* WORK REQUIRED: Output the entries below exactly as written, omitting pictures.

* GIVEN ENTRIES:
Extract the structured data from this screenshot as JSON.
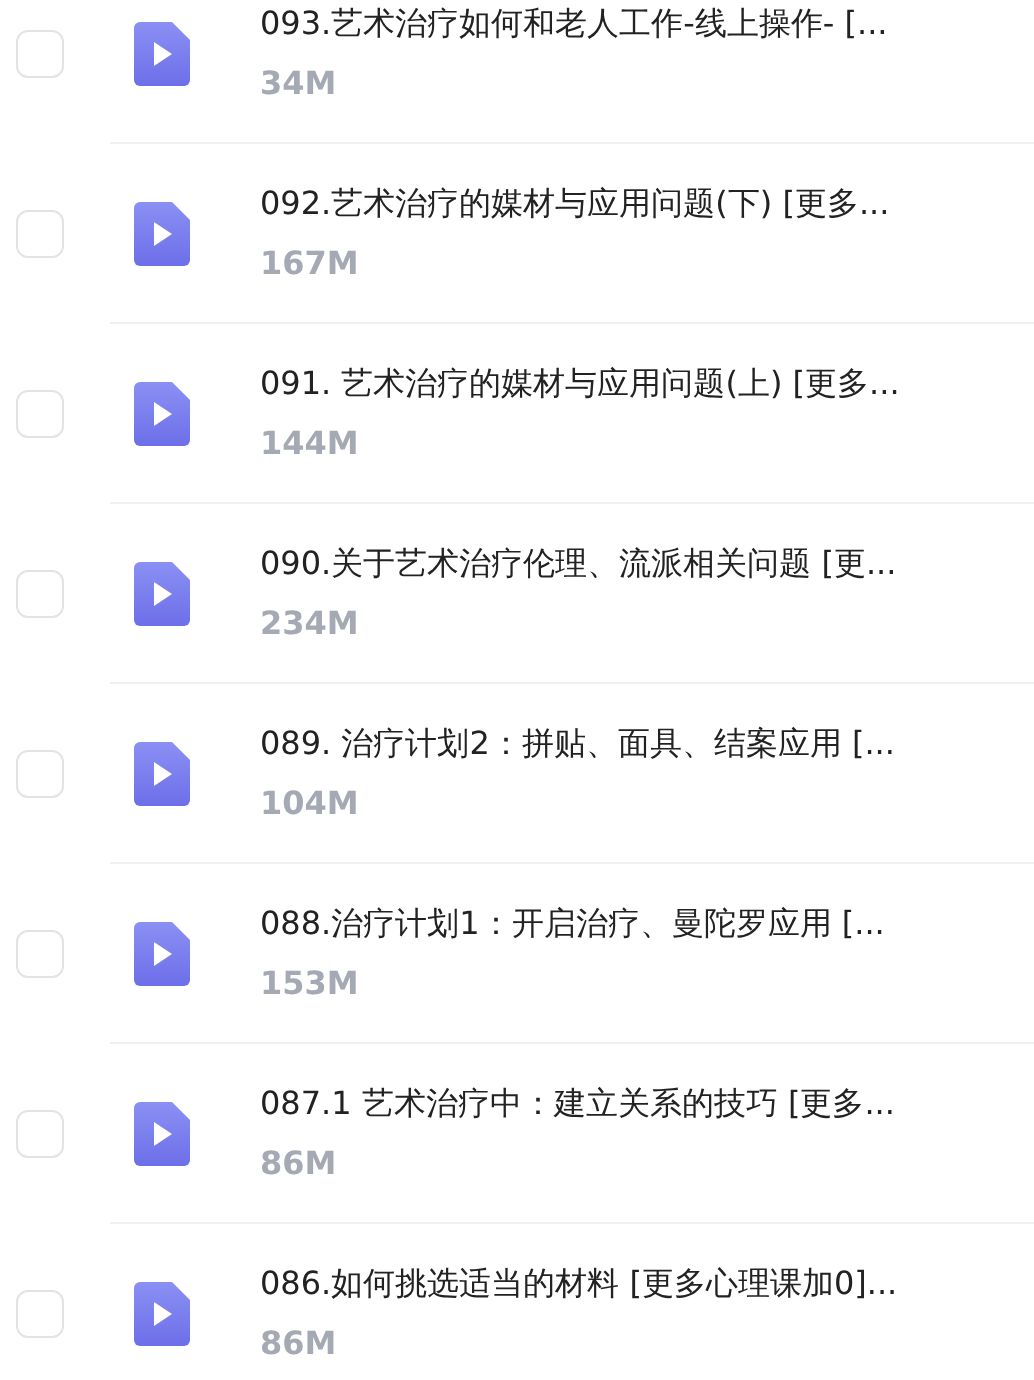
{
  "files": [
    {
      "title": "093.艺术治疗如何和老人工作-线上操作- [...",
      "size": "34M",
      "checked": false
    },
    {
      "title": "092.艺术治疗的媒材与应用问题(下) [更多...",
      "size": "167M",
      "checked": false
    },
    {
      "title": "091. 艺术治疗的媒材与应用问题(上) [更多...",
      "size": "144M",
      "checked": false
    },
    {
      "title": "090.关于艺术治疗伦理、流派相关问题 [更...",
      "size": "234M",
      "checked": false
    },
    {
      "title": "089. 治疗计划2：拼贴、面具、结案应用 [...",
      "size": "104M",
      "checked": false
    },
    {
      "title": "088.治疗计划1：开启治疗、曼陀罗应用 [...",
      "size": "153M",
      "checked": false
    },
    {
      "title": "087.1 艺术治疗中：建立关系的技巧 [更多...",
      "size": "86M",
      "checked": false
    },
    {
      "title": "086.如何挑选适当的材料 [更多心理课加0]...",
      "size": "86M",
      "checked": false
    }
  ]
}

* THE REPLY:
Extract the structured data from this screenshot as JSON.
{
  "files": [
    {
      "title": "093.艺术治疗如何和老人工作-线上操作- [...",
      "size": "34M",
      "checked": false
    },
    {
      "title": "092.艺术治疗的媒材与应用问题(下) [更多...",
      "size": "167M",
      "checked": false
    },
    {
      "title": "091. 艺术治疗的媒材与应用问题(上) [更多...",
      "size": "144M",
      "checked": false
    },
    {
      "title": "090.关于艺术治疗伦理、流派相关问题 [更...",
      "size": "234M",
      "checked": false
    },
    {
      "title": "089. 治疗计划2：拼贴、面具、结案应用 [...",
      "size": "104M",
      "checked": false
    },
    {
      "title": "088.治疗计划1：开启治疗、曼陀罗应用 [...",
      "size": "153M",
      "checked": false
    },
    {
      "title": "087.1 艺术治疗中：建立关系的技巧 [更多...",
      "size": "86M",
      "checked": false
    },
    {
      "title": "086.如何挑选适当的材料 [更多心理课加0]...",
      "size": "86M",
      "checked": false
    }
  ]
}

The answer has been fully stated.